TO BE DONE. Print the entries that appear below, exactly as written and without their pictures.
>> START DATASET CONTENT
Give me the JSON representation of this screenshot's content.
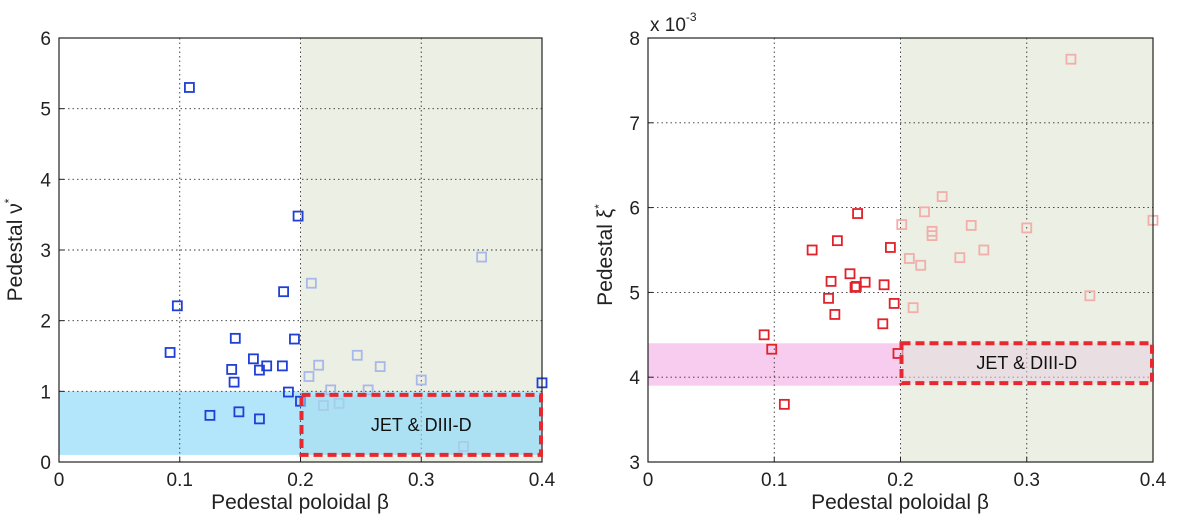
{
  "chart_data": [
    {
      "type": "scatter",
      "xlabel": "Pedestal poloidal β",
      "ylabel_main": "Pedestal ν",
      "ylabel_sup": "*",
      "xlim": [
        0,
        0.4
      ],
      "ylim": [
        0,
        6
      ],
      "xticks": [
        "0",
        "0.1",
        "0.2",
        "0.3",
        "0.4"
      ],
      "xtick_values": [
        0,
        0.1,
        0.2,
        0.3,
        0.4
      ],
      "yticks": [
        "0",
        "1",
        "2",
        "3",
        "4",
        "5",
        "6"
      ],
      "ytick_values": [
        0,
        1,
        2,
        3,
        4,
        5,
        6
      ],
      "grid": true,
      "colors": {
        "strong": "#1f3fd6",
        "light": "#a9b8ea",
        "band": "#b3e6fb",
        "shade": "#ecefe3",
        "box": "#e8272f",
        "box_fill": "#a6dded"
      },
      "band": {
        "x": [
          0,
          0.4
        ],
        "y": [
          0.1,
          1.0
        ]
      },
      "shaded_region": {
        "x": [
          0.2,
          0.4
        ]
      },
      "box_region": {
        "x": [
          0.2,
          0.4
        ],
        "y": [
          0.1,
          0.95
        ],
        "label": "JET & DIII-D"
      },
      "series": [
        {
          "style": "strong",
          "x": [
            0.108,
            0.198,
            0.098,
            0.092,
            0.186,
            0.195,
            0.146,
            0.161,
            0.143,
            0.145,
            0.172,
            0.166,
            0.185,
            0.19,
            0.125,
            0.149,
            0.166,
            0.2,
            0.4
          ],
          "y": [
            5.3,
            3.48,
            2.21,
            1.55,
            2.41,
            1.74,
            1.75,
            1.46,
            1.31,
            1.13,
            1.36,
            1.3,
            1.36,
            0.99,
            0.66,
            0.71,
            0.61,
            0.86,
            1.12
          ]
        },
        {
          "style": "light",
          "x": [
            0.209,
            0.35,
            0.215,
            0.247,
            0.266,
            0.207,
            0.3,
            0.225,
            0.256,
            0.232,
            0.219,
            0.335
          ],
          "y": [
            2.53,
            2.9,
            1.37,
            1.51,
            1.35,
            1.21,
            1.16,
            1.02,
            1.02,
            0.83,
            0.8,
            0.22
          ]
        }
      ]
    },
    {
      "type": "scatter",
      "xlabel": "Pedestal poloidal β",
      "ylabel_main": "Pedestal ξ",
      "ylabel_sup": "*",
      "exponent_label": "x 10",
      "exponent_power": "-3",
      "xlim": [
        0,
        0.4
      ],
      "ylim": [
        3,
        8
      ],
      "xticks": [
        "0",
        "0.1",
        "0.2",
        "0.3",
        "0.4"
      ],
      "xtick_values": [
        0,
        0.1,
        0.2,
        0.3,
        0.4
      ],
      "yticks": [
        "3",
        "4",
        "5",
        "6",
        "7",
        "8"
      ],
      "ytick_values": [
        3,
        4,
        5,
        6,
        7,
        8
      ],
      "grid": true,
      "colors": {
        "strong": "#e0222a",
        "light": "#f2aeaa",
        "band": "#f7ccef",
        "shade": "#ecefe3",
        "box": "#e8272f",
        "box_fill": "#e8cfe0"
      },
      "band": {
        "x": [
          0,
          0.2
        ],
        "y": [
          3.9,
          4.4
        ]
      },
      "shaded_region": {
        "x": [
          0.2,
          0.4
        ]
      },
      "box_region": {
        "x": [
          0.2,
          0.4
        ],
        "y": [
          3.93,
          4.4
        ],
        "label": "JET & DIII-D"
      },
      "series": [
        {
          "style": "strong",
          "x": [
            0.092,
            0.098,
            0.108,
            0.13,
            0.15,
            0.16,
            0.164,
            0.166,
            0.172,
            0.187,
            0.192,
            0.143,
            0.145,
            0.148,
            0.186,
            0.195,
            0.198,
            0.165
          ],
          "y": [
            4.5,
            4.33,
            3.68,
            5.5,
            5.61,
            5.22,
            5.06,
            5.93,
            5.12,
            5.09,
            5.53,
            4.93,
            5.13,
            4.74,
            4.63,
            4.87,
            4.28,
            5.07
          ]
        },
        {
          "style": "light",
          "x": [
            0.201,
            0.207,
            0.21,
            0.216,
            0.219,
            0.225,
            0.225,
            0.233,
            0.247,
            0.256,
            0.266,
            0.3,
            0.335,
            0.35,
            0.4
          ],
          "y": [
            5.8,
            5.4,
            4.82,
            5.32,
            5.95,
            5.72,
            5.67,
            6.13,
            5.41,
            5.79,
            5.5,
            5.76,
            7.75,
            4.96,
            5.85
          ]
        }
      ]
    }
  ]
}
>> END DATASET CONTENT
ANSWER TO THE PROBLEM.
Give me the JSON representation of this screenshot's content.
{
  "chart_data": [
    {
      "type": "scatter",
      "xlabel": "Pedestal poloidal β",
      "ylabel_main": "Pedestal ν",
      "ylabel_sup": "*",
      "xlim": [
        0,
        0.4
      ],
      "ylim": [
        0,
        6
      ],
      "xticks": [
        "0",
        "0.1",
        "0.2",
        "0.3",
        "0.4"
      ],
      "xtick_values": [
        0,
        0.1,
        0.2,
        0.3,
        0.4
      ],
      "yticks": [
        "0",
        "1",
        "2",
        "3",
        "4",
        "5",
        "6"
      ],
      "ytick_values": [
        0,
        1,
        2,
        3,
        4,
        5,
        6
      ],
      "grid": true,
      "colors": {
        "strong": "#1f3fd6",
        "light": "#a9b8ea",
        "band": "#b3e6fb",
        "shade": "#ecefe3",
        "box": "#e8272f",
        "box_fill": "#a6dded"
      },
      "band": {
        "x": [
          0,
          0.4
        ],
        "y": [
          0.1,
          1.0
        ]
      },
      "shaded_region": {
        "x": [
          0.2,
          0.4
        ]
      },
      "box_region": {
        "x": [
          0.2,
          0.4
        ],
        "y": [
          0.1,
          0.95
        ],
        "label": "JET & DIII-D"
      },
      "series": [
        {
          "style": "strong",
          "x": [
            0.108,
            0.198,
            0.098,
            0.092,
            0.186,
            0.195,
            0.146,
            0.161,
            0.143,
            0.145,
            0.172,
            0.166,
            0.185,
            0.19,
            0.125,
            0.149,
            0.166,
            0.2,
            0.4
          ],
          "y": [
            5.3,
            3.48,
            2.21,
            1.55,
            2.41,
            1.74,
            1.75,
            1.46,
            1.31,
            1.13,
            1.36,
            1.3,
            1.36,
            0.99,
            0.66,
            0.71,
            0.61,
            0.86,
            1.12
          ]
        },
        {
          "style": "light",
          "x": [
            0.209,
            0.35,
            0.215,
            0.247,
            0.266,
            0.207,
            0.3,
            0.225,
            0.256,
            0.232,
            0.219,
            0.335
          ],
          "y": [
            2.53,
            2.9,
            1.37,
            1.51,
            1.35,
            1.21,
            1.16,
            1.02,
            1.02,
            0.83,
            0.8,
            0.22
          ]
        }
      ]
    },
    {
      "type": "scatter",
      "xlabel": "Pedestal poloidal β",
      "ylabel_main": "Pedestal ξ",
      "ylabel_sup": "*",
      "exponent_label": "x 10",
      "exponent_power": "-3",
      "xlim": [
        0,
        0.4
      ],
      "ylim": [
        3,
        8
      ],
      "xticks": [
        "0",
        "0.1",
        "0.2",
        "0.3",
        "0.4"
      ],
      "xtick_values": [
        0,
        0.1,
        0.2,
        0.3,
        0.4
      ],
      "yticks": [
        "3",
        "4",
        "5",
        "6",
        "7",
        "8"
      ],
      "ytick_values": [
        3,
        4,
        5,
        6,
        7,
        8
      ],
      "grid": true,
      "colors": {
        "strong": "#e0222a",
        "light": "#f2aeaa",
        "band": "#f7ccef",
        "shade": "#ecefe3",
        "box": "#e8272f",
        "box_fill": "#e8cfe0"
      },
      "band": {
        "x": [
          0,
          0.2
        ],
        "y": [
          3.9,
          4.4
        ]
      },
      "shaded_region": {
        "x": [
          0.2,
          0.4
        ]
      },
      "box_region": {
        "x": [
          0.2,
          0.4
        ],
        "y": [
          3.93,
          4.4
        ],
        "label": "JET & DIII-D"
      },
      "series": [
        {
          "style": "strong",
          "x": [
            0.092,
            0.098,
            0.108,
            0.13,
            0.15,
            0.16,
            0.164,
            0.166,
            0.172,
            0.187,
            0.192,
            0.143,
            0.145,
            0.148,
            0.186,
            0.195,
            0.198,
            0.165
          ],
          "y": [
            4.5,
            4.33,
            3.68,
            5.5,
            5.61,
            5.22,
            5.06,
            5.93,
            5.12,
            5.09,
            5.53,
            4.93,
            5.13,
            4.74,
            4.63,
            4.87,
            4.28,
            5.07
          ]
        },
        {
          "style": "light",
          "x": [
            0.201,
            0.207,
            0.21,
            0.216,
            0.219,
            0.225,
            0.225,
            0.233,
            0.247,
            0.256,
            0.266,
            0.3,
            0.335,
            0.35,
            0.4
          ],
          "y": [
            5.8,
            5.4,
            4.82,
            5.32,
            5.95,
            5.72,
            5.67,
            6.13,
            5.41,
            5.79,
            5.5,
            5.76,
            7.75,
            4.96,
            5.85
          ]
        }
      ]
    }
  ]
}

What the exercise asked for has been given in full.